── Supplied material ──

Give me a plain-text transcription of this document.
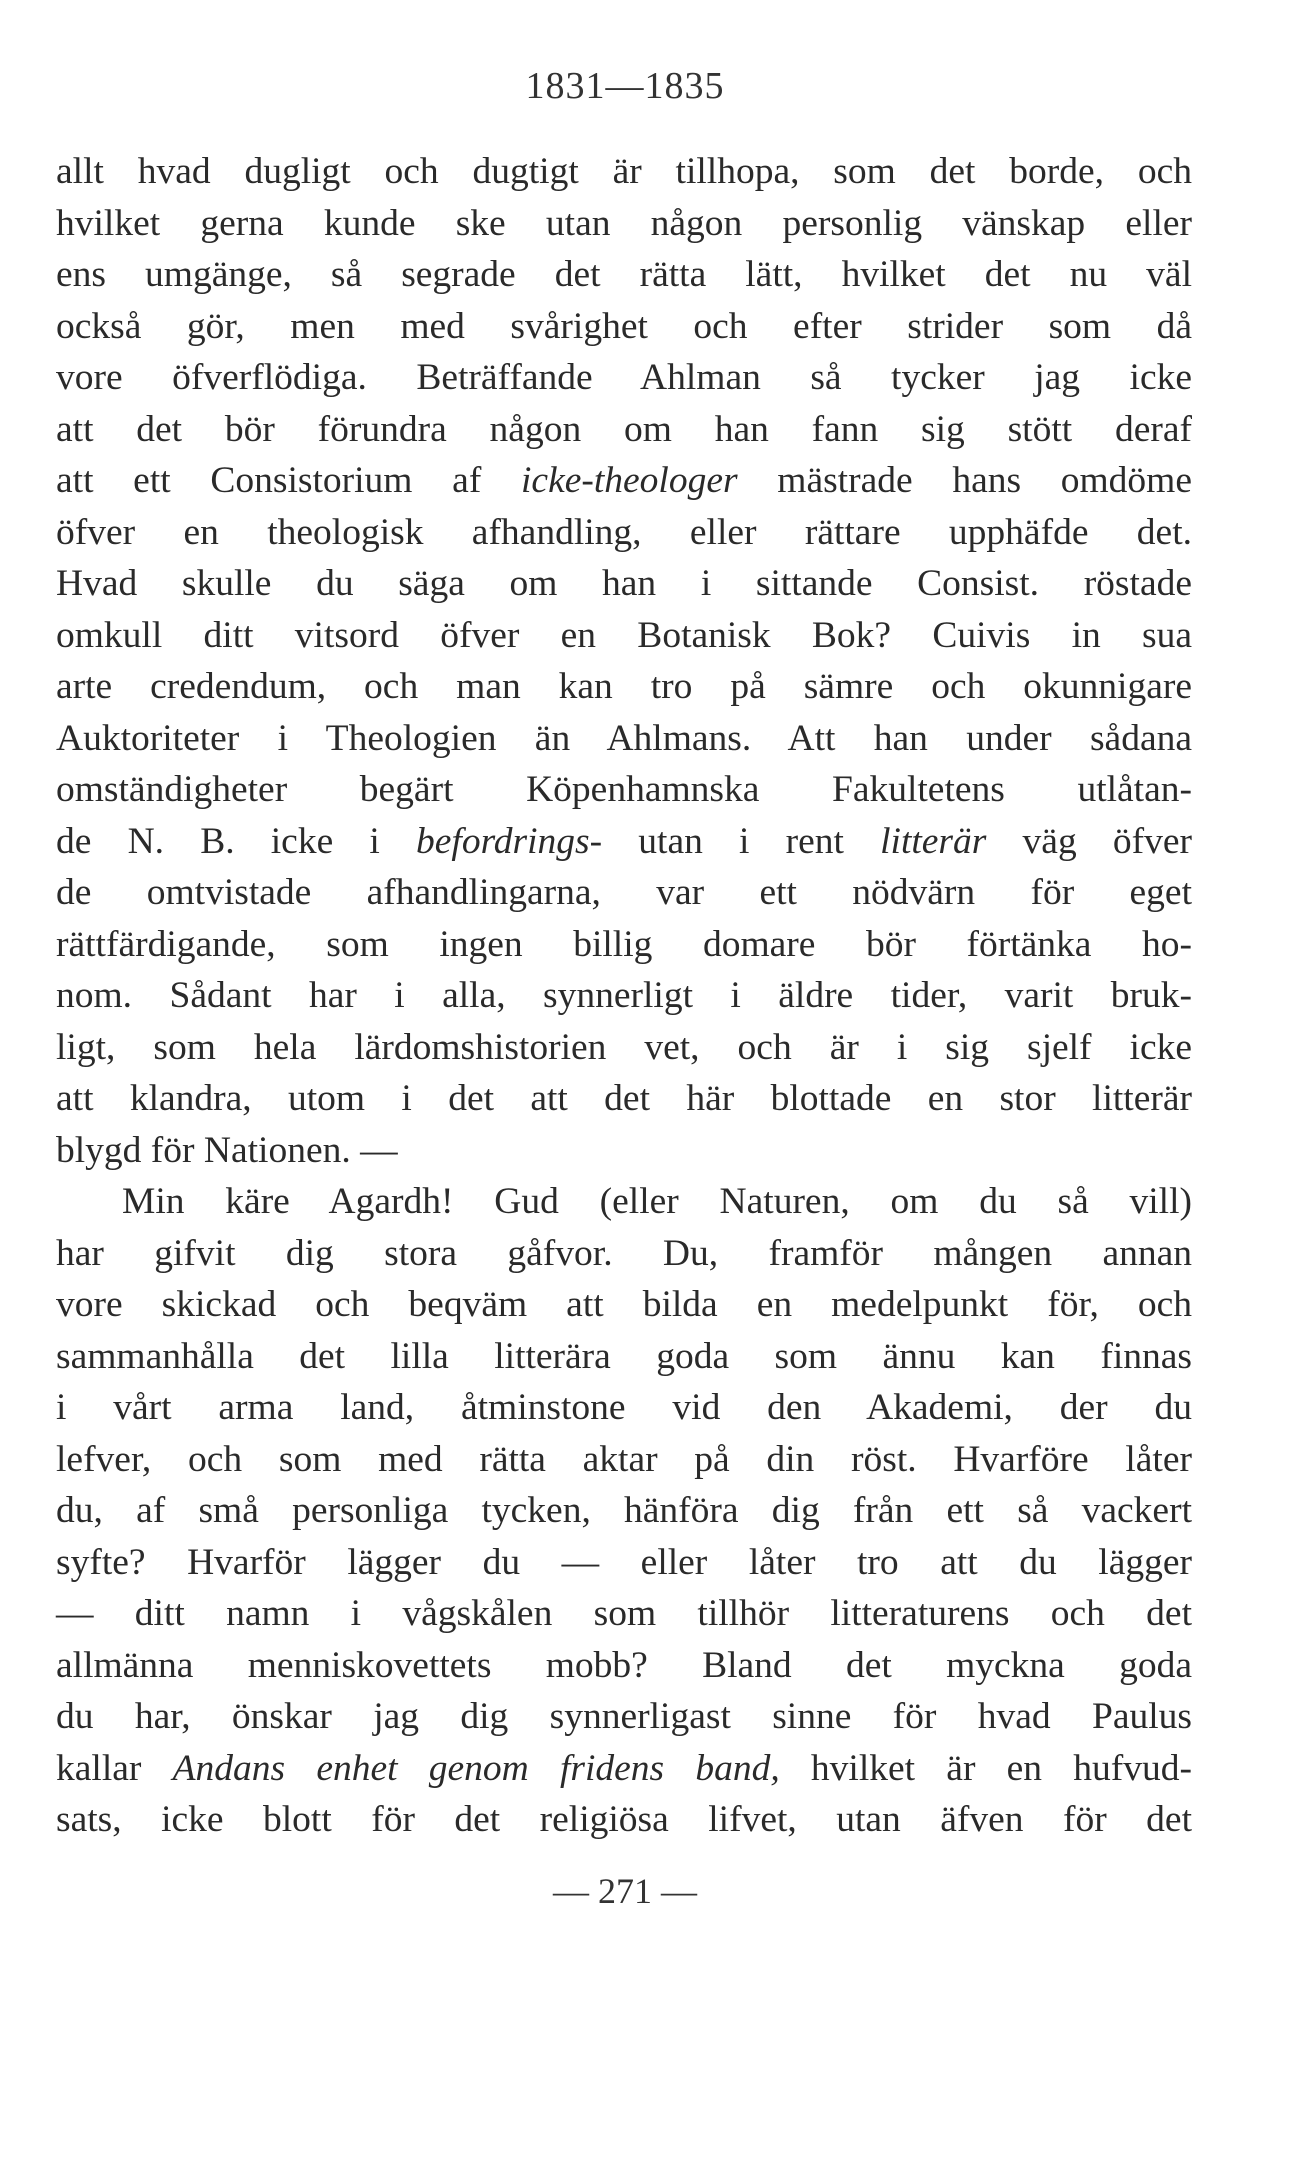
1831—1835
allt hvad dugligt och dugtigt är tillhopa, som det borde, och
hvilket gerna kunde ske utan någon personlig vänskap eller
ens umgänge, så segrade det rätta lätt, hvilket det nu väl
också gör, men med svårighet och efter strider som då
vore öfverflödiga. Beträffande Ahlman så tycker jag icke
att det bör förundra någon om han fann sig stött deraf
att ett Consistorium af icke-theologer mästrade hans omdöme
öfver en theologisk afhandling, eller rättare upphäfde det.
Hvad skulle du säga om han i sittande Consist. röstade
omkull ditt vitsord öfver en Botanisk Bok? Cuivis in sua
arte credendum, och man kan tro på sämre och okunnigare
Auktoriteter i Theologien än Ahlmans. Att han under sådana
omständigheter begärt Köpenhamnska Fakultetens utlåtan-
de N. B. icke i befordrings- utan i rent litterär väg öfver
de omtvistade afhandlingarna, var ett nödvärn för eget
rättfärdigande, som ingen billig domare bör förtänka ho-
nom. Sådant har i alla, synnerligt i äldre tider, varit bruk-
ligt, som hela lärdomshistorien vet, och är i sig sjelf icke
att klandra, utom i det att det här blottade en stor litterär
blygd för Nationen. —
Min käre Agardh! Gud (eller Naturen, om du så vill)
har gifvit dig stora gåfvor. Du, framför mången annan
vore skickad och beqväm att bilda en medelpunkt för, och
sammanhålla det lilla litterära goda som ännu kan finnas
i vårt arma land, åtminstone vid den Akademi, der du
lefver, och som med rätta aktar på din röst. Hvarföre låter
du, af små personliga tycken, hänföra dig från ett så vackert
syfte? Hvarför lägger du — eller låter tro att du lägger
— ditt namn i vågskålen som tillhör litteraturens och det
allmänna menniskovettets mobb? Bland det myckna goda
du har, önskar jag dig synnerligast sinne för hvad Paulus
kallar Andans enhet genom fridens band, hvilket är en hufvud-
sats, icke blott för det religiösa lifvet, utan äfven för det
— 271 —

───

**What you have to do:** For the listing above, give the number of lines that contain the string "låter" and nothing else.

**Reply to the exercise:** 2